**** Excerpt to read
The People's Republic of New Jersey is 0 for 4. While the various states differ, I figure the US as a whole fails on taxes at the Federal level, and Obamacare is going to wreck the healthcare system. If I find a foreign country that gets me a nice balance of those 4 criteria I am going to look at it very seriously. Most places seem to come up short on one or more of those criteria.


----------



## tsrwivey (Dec 31, 2010)

Geek999 said:


> I've suggested that I might retire to a different country and it has gotten mostly negative reaction here.


I guess, in reality, I will retire right here in east Texas. This is where my kids are & where our future 40 grandchildren will be.  I wouldn't make a financial decision that would separate me from them. I will do whatever it takes to make sure I keep what I've earned. We took most everything out of retirement accounts several years ago & have no intentions of putting it back in. I guess it's a game of seeing the writing on the wall & preparing to benefit from it. (Or at least keep it from hurting too bad.)
********
**** Information provided
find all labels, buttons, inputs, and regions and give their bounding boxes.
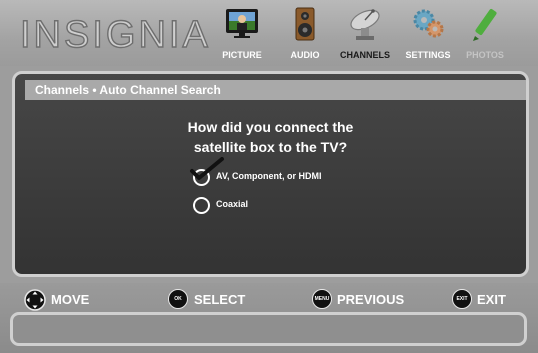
********
Task A:
In the retirement thread, where does tsrwivey expect to retire?
Task B:
Extract the passage of the retirement thread from "The People's Republic" up to and including "negative reaction here.", word for word.

Task answer A:
East Texas.

Task answer B:
The People's Republic of New Jersey is 0 for 4. While the various states differ, I figure the US as a whole fails on taxes at the Federal level, and Obamacare is going to wreck the healthcare system. If I find a foreign country that gets me a nice balance of those 4 criteria I am going to look at it very seriously. Most places seem to come up short on one or more of those criteria.


----------



## tsrwivey (Dec 31, 2010)

Geek999 said:


> I've suggested that I might retire to a different country and it has gotten mostly negative reaction here.